┌─ DOCUMENTO

O Vatican News vem publicando uma série de
artigos de Jackson Erpen,
no espaço de Memória Histórica – 50 anos
do Concílio Vaticano II, sobre a Música Sacra, com relevo para os seus
fundamentos teológicos e as suas expressões na liturgia, evidenciando o
trabalho de reflexão do Padre Gerson
Schmidt sobre o tema.
Considerando
que “a Liturgia é sempre um tema apaixonante e se enriquece ainda mais de
beleza quando falamos de Música Sacra”, assegura que “o homem redimido tem
motivos se sobra para cantar e louvar: pelo Pai que criou o Universo cheio de
esplendor, por Cristo como glória de Deus que nos é acessível e nos salva, pelo
Espírito Santo que geme em nós com gemidos inefáveis e nos faz dar graças a
todo o instante”. É pois um “louvor trinitário”.
Depois,
ressalta que o tema é abordado no Capítulo VI da Constituição Conciliar Sacrosanctum Concilium (SC) – falando da “Importância para a Liturgia”, da “Adaptação às diferentes culturas”, dos
“Instrumentos músicos sagrados” e das “Normas para os compositores” –,
cujo n,º 116 aponta o canto gregoriano como próprio da liturgia romana, pelo
que terá, na ação litúrgica, em igualdade de circunstâncias, o primeiro lugar. Porém,
não exclui “todos os outros géneros de música sacra, mormente a polifonia, na
celebração dos Ofícios divinos, desde que estejam em harmonia com o espírito da
ação litúrgica”. Por seu turno, o n.º 119 sublinha que, “em certas regiões,
sobretudo nas Missões, há povos com tradição musical própria”, com excecional
impacto na sua vida religiosa e social, convindo dar-se-lhe o lugar que lhe
compete, quer na educação do sentido religioso desses povos, quer na adaptação
do culto à sua índole. Assim, a formação dos líderes, nomeadamente dos missionários,
deve ser cuidada de modo que a música dos povos em causa seja promovida nas
escolas e nas ações sagradas.

└─
┌─ DADOS FORNECIDOS

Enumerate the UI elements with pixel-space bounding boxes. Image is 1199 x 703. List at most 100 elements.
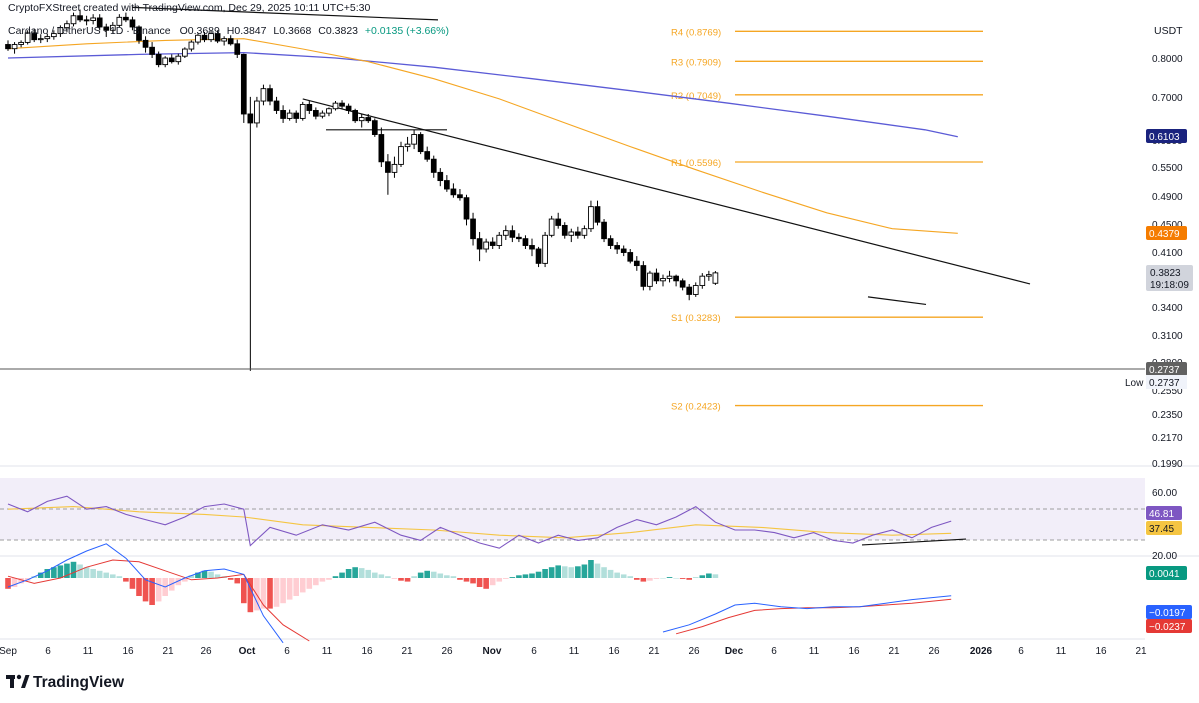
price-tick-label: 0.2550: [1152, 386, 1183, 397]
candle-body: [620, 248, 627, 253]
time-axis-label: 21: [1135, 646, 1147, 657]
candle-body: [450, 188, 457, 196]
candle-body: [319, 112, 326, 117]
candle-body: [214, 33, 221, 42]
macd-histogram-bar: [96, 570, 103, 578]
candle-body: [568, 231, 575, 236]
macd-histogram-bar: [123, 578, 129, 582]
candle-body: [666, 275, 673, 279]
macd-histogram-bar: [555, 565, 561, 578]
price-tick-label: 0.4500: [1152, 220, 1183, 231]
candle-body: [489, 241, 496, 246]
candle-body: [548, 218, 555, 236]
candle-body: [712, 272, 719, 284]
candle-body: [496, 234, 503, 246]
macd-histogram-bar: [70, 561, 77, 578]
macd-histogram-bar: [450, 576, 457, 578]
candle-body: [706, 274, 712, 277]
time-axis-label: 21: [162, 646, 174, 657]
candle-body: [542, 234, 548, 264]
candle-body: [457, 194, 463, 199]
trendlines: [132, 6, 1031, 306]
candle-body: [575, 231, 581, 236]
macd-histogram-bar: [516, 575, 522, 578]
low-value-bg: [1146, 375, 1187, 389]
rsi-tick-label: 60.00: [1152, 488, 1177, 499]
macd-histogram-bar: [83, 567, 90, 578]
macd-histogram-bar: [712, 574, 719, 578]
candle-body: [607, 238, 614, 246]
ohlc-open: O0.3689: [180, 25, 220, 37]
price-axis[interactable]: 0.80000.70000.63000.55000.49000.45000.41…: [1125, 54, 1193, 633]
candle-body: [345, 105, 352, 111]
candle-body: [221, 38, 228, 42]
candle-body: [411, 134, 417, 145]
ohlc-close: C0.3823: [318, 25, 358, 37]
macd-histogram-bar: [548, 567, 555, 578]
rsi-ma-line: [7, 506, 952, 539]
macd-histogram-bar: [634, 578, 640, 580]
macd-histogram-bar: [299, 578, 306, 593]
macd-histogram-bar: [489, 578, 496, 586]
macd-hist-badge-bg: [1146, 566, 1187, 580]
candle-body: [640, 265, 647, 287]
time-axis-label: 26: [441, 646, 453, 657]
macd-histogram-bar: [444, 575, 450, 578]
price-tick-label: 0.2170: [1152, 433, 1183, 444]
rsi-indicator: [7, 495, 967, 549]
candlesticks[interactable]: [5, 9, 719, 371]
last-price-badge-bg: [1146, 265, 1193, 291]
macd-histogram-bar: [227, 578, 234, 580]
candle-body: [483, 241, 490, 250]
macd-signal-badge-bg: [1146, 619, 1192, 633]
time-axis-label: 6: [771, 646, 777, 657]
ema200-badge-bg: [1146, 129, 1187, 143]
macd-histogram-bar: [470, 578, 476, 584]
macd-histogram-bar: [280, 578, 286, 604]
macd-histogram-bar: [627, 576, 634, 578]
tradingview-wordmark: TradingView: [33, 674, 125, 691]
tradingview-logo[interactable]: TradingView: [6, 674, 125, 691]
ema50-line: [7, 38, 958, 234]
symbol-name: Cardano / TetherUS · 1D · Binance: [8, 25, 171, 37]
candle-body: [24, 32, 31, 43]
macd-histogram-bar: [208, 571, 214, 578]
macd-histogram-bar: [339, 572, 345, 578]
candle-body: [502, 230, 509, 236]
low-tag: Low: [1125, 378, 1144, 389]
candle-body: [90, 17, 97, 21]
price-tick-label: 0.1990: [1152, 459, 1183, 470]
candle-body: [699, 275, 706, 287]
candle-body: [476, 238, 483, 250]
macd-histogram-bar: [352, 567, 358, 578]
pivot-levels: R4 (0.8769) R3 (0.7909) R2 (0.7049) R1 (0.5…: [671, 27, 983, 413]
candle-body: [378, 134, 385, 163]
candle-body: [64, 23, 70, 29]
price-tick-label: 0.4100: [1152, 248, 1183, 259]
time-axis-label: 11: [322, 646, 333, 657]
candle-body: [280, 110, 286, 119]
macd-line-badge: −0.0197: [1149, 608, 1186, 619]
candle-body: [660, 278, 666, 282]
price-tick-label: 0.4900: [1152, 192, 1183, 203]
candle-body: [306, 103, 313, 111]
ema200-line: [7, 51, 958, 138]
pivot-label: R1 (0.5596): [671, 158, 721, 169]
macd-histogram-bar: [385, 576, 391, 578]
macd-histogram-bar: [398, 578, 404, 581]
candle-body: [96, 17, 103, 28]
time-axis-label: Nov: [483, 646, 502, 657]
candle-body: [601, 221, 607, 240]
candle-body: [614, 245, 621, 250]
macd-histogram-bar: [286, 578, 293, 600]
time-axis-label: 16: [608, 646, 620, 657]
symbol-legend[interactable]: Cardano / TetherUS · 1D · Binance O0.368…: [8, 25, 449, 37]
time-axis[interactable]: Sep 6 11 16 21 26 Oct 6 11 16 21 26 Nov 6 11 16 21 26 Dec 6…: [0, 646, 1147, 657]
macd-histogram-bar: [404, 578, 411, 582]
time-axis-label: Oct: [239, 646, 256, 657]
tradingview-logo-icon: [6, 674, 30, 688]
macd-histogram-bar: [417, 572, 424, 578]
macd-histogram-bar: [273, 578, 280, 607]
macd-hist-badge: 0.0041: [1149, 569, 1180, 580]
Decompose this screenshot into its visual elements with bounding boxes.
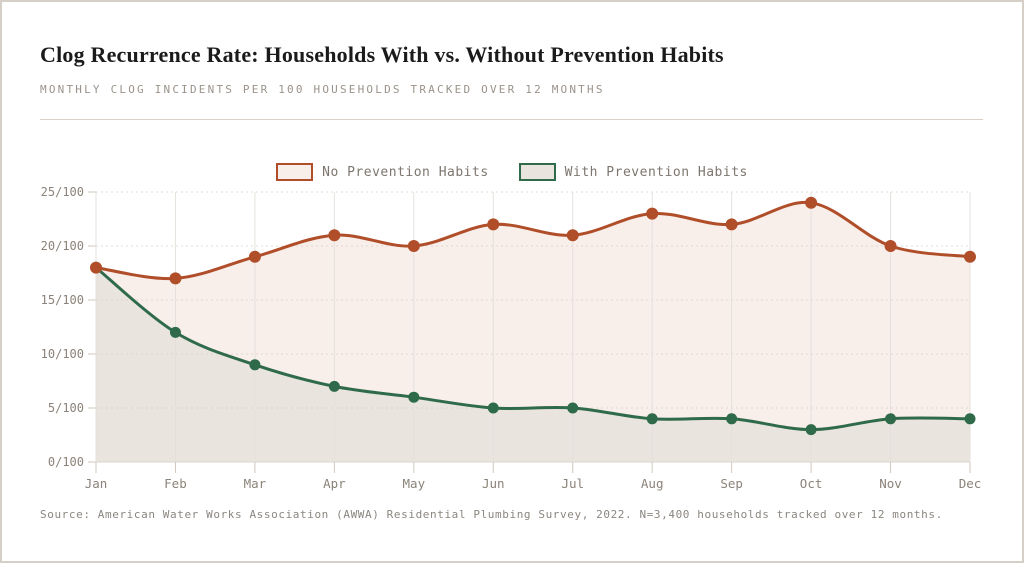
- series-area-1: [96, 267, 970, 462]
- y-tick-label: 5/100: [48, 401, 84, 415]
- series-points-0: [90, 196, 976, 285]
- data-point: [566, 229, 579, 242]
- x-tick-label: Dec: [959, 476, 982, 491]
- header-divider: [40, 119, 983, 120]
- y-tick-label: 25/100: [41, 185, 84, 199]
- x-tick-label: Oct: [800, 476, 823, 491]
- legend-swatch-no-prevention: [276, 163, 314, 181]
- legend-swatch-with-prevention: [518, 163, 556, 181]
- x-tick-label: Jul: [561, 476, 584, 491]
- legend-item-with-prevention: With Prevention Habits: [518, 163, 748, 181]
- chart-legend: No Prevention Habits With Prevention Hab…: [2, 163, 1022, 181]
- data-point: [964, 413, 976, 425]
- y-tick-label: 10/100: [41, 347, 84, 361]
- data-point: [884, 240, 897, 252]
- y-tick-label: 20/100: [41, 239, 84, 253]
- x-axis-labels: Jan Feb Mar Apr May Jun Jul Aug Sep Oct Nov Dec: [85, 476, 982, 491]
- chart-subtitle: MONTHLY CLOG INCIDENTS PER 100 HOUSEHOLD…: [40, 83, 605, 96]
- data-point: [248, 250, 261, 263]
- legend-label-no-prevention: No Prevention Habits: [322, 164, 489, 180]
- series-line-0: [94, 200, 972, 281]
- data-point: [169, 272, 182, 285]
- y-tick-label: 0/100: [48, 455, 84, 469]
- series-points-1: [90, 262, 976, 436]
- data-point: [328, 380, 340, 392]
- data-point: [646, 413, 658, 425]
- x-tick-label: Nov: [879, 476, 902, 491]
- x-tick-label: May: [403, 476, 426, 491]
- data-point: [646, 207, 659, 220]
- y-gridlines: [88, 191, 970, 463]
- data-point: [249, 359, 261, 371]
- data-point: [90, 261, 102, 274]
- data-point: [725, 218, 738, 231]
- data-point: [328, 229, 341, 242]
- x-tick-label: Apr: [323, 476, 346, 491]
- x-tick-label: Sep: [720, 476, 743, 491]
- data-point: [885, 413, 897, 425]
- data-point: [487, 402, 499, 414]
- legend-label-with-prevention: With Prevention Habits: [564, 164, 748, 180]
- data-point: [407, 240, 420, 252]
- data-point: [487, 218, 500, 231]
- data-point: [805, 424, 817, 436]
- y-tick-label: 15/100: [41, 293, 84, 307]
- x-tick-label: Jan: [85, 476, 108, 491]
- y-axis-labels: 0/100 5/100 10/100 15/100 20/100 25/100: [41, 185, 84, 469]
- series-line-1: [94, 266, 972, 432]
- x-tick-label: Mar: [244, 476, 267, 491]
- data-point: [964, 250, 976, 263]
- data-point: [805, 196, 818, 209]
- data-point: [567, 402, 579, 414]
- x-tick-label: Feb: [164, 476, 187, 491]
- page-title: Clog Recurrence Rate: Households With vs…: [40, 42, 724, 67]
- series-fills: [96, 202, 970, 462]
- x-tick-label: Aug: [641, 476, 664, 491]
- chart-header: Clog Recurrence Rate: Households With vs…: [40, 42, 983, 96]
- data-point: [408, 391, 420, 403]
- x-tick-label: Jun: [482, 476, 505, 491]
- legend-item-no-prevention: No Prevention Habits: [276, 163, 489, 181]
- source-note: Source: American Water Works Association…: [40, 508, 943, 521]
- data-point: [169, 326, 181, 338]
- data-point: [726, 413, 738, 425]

└─

Segundo o texto sobre a Música Sacra, que lugar deve ter o canto gregoriano na ação litúrgica, em igualdade de circunstâncias?

= RESULTADO DA TAREFA =
O primeiro lugar.